_Request_:
Write the count of lines that contain the word "транспортной" and nothing else.

_Given records_:
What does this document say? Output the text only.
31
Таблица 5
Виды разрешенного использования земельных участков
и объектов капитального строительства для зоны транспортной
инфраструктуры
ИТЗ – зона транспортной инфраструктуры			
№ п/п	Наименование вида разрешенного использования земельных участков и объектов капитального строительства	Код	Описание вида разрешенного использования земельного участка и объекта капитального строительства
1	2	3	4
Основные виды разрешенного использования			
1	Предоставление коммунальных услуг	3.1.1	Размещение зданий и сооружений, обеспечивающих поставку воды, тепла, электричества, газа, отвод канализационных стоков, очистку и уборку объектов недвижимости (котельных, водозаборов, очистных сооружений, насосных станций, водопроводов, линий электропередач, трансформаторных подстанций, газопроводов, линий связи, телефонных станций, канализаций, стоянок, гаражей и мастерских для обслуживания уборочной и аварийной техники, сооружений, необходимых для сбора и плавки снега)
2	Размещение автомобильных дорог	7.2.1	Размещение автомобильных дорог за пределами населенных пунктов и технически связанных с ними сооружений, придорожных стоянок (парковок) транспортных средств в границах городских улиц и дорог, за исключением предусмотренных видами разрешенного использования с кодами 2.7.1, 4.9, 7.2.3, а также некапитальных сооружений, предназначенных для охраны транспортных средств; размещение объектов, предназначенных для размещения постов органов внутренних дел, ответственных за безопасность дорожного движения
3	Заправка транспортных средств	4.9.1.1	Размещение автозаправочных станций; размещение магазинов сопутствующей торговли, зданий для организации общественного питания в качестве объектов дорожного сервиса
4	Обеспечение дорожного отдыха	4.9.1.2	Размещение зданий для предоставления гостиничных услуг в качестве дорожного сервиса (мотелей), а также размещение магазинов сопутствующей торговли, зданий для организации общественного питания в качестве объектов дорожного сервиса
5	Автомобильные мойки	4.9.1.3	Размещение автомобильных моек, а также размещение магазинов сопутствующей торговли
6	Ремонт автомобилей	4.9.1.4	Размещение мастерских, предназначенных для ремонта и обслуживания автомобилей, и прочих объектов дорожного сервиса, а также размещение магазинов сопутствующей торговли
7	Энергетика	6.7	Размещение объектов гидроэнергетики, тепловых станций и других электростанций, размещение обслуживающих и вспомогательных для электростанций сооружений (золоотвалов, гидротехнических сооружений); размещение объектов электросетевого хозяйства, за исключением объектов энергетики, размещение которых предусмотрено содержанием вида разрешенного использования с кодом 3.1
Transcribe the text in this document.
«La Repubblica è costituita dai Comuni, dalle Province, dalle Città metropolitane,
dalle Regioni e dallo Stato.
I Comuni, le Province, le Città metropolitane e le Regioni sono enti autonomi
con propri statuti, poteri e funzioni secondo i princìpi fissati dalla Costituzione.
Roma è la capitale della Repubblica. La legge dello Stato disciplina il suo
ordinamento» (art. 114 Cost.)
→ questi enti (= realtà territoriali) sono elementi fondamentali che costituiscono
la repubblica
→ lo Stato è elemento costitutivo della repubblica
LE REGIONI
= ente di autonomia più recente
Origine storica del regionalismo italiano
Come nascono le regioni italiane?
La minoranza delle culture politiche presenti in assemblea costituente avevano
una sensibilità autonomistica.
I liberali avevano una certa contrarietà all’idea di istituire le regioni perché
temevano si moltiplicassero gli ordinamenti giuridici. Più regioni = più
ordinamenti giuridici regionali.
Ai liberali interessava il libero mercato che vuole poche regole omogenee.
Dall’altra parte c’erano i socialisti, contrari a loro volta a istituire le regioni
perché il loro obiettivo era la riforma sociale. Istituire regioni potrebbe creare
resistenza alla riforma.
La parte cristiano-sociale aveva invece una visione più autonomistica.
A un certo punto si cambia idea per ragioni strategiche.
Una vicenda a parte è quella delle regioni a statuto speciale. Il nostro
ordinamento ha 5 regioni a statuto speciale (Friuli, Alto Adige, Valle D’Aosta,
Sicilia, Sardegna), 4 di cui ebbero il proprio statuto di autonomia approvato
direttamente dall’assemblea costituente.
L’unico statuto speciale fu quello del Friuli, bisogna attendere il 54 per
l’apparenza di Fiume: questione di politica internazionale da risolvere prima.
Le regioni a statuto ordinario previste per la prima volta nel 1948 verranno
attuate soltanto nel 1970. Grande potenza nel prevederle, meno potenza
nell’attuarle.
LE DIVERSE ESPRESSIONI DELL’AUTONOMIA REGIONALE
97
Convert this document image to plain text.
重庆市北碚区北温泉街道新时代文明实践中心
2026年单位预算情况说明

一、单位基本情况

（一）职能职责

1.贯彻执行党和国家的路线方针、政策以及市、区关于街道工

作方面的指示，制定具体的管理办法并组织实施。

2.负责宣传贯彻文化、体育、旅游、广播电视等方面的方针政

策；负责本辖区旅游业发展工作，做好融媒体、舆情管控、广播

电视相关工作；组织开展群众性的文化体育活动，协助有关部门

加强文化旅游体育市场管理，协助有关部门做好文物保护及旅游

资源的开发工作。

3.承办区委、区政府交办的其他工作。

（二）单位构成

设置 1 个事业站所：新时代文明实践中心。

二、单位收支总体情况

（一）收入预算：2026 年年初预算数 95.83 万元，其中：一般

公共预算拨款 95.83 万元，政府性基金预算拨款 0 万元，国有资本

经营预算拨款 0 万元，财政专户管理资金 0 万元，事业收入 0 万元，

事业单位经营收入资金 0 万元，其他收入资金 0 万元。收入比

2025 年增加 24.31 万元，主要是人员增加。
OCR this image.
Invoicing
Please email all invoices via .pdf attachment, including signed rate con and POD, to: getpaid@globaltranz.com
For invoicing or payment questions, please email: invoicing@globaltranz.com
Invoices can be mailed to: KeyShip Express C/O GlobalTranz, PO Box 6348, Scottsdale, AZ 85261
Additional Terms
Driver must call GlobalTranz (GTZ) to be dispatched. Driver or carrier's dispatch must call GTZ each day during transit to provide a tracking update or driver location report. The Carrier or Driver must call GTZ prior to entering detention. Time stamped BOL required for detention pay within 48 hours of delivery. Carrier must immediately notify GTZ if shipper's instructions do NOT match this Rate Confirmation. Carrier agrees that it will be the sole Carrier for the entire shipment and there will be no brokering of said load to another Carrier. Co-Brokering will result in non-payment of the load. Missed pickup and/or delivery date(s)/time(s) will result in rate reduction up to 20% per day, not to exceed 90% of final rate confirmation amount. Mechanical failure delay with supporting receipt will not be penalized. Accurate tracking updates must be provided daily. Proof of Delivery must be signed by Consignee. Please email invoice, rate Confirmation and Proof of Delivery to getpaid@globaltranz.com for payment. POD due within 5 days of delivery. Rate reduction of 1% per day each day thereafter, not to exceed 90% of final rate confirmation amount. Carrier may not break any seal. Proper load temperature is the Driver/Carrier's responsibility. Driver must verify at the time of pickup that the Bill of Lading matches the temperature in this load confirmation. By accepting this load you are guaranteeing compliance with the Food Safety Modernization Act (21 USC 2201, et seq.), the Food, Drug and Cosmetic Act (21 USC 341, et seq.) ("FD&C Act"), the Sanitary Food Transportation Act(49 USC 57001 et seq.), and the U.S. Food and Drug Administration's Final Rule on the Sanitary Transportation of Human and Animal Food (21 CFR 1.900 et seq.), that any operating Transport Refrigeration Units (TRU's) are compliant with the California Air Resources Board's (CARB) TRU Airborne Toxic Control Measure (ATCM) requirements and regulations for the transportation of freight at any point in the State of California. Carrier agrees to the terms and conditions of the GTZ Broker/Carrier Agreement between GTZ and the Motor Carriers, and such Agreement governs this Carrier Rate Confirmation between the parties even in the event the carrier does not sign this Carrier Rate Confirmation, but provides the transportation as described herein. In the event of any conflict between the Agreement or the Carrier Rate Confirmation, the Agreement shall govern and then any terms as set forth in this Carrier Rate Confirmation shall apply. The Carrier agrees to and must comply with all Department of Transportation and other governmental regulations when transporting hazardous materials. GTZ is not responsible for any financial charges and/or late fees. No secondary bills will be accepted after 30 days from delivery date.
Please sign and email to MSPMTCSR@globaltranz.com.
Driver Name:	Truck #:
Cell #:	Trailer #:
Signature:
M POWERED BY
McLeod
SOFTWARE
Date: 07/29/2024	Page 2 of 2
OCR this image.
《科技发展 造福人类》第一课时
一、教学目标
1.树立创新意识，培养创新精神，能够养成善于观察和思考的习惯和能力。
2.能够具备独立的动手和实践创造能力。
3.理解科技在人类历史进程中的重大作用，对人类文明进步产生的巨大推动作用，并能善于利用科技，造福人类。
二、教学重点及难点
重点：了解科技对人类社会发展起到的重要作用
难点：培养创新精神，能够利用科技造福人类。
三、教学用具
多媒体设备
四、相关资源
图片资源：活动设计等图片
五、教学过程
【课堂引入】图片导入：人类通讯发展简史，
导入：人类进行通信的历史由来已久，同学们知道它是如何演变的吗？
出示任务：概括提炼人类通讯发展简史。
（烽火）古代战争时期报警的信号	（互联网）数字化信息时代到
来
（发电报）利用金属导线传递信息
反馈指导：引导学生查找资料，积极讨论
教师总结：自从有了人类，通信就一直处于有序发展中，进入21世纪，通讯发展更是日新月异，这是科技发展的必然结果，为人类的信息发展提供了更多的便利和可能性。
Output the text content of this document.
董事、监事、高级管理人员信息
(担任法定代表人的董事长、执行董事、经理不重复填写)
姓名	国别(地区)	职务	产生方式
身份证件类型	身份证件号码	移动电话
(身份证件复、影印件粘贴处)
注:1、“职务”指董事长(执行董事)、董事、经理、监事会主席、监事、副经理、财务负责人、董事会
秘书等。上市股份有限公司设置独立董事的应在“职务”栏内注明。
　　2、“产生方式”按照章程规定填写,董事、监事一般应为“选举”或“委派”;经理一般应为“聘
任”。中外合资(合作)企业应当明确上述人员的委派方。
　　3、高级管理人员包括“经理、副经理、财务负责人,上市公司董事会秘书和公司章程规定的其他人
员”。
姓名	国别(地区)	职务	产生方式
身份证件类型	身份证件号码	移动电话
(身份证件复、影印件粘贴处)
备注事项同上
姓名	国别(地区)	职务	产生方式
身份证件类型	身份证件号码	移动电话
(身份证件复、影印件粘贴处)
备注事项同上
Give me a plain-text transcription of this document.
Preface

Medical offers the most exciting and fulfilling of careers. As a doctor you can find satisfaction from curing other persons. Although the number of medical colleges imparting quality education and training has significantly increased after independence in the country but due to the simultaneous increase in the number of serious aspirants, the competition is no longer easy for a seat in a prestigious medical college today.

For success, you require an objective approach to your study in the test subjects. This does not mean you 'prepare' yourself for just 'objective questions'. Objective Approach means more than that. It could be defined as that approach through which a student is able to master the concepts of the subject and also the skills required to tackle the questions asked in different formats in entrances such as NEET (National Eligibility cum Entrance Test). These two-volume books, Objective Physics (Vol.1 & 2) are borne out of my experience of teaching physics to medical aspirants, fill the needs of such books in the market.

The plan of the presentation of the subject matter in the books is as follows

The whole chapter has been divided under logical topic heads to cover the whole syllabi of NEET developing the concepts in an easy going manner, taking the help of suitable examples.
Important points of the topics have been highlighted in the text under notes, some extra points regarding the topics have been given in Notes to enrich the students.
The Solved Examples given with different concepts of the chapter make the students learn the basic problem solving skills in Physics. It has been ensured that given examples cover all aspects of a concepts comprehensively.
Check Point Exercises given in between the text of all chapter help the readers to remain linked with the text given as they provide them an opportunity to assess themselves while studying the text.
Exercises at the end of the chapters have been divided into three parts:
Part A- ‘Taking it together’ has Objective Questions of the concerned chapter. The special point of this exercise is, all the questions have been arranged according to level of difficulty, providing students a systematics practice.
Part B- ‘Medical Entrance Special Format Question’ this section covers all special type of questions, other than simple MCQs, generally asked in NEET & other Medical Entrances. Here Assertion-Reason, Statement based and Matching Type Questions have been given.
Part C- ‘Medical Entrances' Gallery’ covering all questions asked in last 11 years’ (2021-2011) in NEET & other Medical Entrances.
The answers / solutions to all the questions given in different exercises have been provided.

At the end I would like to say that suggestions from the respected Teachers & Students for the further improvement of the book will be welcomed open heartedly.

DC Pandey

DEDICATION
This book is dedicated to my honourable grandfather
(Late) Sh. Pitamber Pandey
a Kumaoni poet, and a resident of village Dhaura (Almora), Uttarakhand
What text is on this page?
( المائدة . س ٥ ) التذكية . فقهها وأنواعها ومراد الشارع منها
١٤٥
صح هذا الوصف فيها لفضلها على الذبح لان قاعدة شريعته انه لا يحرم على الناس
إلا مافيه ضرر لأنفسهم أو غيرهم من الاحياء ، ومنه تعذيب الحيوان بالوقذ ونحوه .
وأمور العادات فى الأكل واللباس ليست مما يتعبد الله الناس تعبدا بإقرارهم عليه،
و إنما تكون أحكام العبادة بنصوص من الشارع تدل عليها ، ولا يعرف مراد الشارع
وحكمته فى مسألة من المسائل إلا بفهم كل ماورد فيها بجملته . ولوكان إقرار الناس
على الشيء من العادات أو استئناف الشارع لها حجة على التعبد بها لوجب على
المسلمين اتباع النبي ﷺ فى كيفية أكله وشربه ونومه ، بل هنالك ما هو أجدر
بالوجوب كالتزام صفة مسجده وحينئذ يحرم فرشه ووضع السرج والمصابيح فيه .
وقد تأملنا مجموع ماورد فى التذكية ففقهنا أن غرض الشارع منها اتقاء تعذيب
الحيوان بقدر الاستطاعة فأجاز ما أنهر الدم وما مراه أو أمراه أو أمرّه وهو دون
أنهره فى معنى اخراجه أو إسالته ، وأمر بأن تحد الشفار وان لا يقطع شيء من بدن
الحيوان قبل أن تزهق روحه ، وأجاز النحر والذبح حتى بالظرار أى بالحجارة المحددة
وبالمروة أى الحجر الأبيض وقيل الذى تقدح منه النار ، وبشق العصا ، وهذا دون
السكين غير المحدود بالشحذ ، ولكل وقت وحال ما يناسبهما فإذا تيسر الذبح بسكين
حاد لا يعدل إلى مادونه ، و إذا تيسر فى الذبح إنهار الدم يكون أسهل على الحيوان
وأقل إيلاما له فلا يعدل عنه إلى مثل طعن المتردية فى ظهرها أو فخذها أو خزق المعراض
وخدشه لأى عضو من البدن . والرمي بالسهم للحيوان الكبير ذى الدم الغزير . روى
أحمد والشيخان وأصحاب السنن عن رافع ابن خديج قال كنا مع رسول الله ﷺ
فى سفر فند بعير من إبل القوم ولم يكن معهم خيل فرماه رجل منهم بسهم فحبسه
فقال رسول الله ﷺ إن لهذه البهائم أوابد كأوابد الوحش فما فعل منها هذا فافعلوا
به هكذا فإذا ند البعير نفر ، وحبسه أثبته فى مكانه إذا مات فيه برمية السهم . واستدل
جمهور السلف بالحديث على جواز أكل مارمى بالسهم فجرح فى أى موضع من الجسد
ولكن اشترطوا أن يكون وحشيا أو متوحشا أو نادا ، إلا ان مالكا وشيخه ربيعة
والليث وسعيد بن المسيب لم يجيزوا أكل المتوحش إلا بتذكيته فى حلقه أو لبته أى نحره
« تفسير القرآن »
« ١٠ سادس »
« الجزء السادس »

_Expected answer_:
2